══ Stored data

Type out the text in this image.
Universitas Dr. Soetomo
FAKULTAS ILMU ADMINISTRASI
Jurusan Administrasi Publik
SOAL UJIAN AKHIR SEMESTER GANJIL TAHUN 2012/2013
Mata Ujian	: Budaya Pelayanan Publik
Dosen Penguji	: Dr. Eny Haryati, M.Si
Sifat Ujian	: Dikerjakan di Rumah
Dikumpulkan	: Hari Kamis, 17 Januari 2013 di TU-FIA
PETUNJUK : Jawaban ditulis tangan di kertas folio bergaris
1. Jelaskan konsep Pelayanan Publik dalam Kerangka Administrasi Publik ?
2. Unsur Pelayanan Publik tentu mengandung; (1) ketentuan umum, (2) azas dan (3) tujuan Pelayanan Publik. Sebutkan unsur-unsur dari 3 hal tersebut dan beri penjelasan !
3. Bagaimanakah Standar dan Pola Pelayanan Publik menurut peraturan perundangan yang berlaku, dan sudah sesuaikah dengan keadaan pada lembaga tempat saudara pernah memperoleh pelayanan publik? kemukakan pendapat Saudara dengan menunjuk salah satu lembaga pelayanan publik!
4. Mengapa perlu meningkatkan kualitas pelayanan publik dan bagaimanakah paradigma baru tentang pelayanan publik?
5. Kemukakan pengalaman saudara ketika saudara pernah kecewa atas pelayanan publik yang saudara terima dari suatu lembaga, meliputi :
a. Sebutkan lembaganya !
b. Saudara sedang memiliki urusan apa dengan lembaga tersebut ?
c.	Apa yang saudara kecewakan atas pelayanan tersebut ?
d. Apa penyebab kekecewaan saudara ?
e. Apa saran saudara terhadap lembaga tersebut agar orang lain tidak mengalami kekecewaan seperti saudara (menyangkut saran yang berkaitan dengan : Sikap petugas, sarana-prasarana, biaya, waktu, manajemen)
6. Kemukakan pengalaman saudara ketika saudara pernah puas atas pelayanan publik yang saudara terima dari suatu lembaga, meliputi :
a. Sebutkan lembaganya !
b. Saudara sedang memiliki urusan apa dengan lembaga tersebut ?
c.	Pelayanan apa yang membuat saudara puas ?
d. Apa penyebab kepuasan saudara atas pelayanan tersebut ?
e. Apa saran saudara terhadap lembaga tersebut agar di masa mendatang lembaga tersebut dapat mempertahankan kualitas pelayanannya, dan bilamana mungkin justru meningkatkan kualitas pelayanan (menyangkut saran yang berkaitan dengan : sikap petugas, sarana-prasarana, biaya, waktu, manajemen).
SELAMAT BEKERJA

════

Only the number is wanted: how many lines above include the word "atas"?

4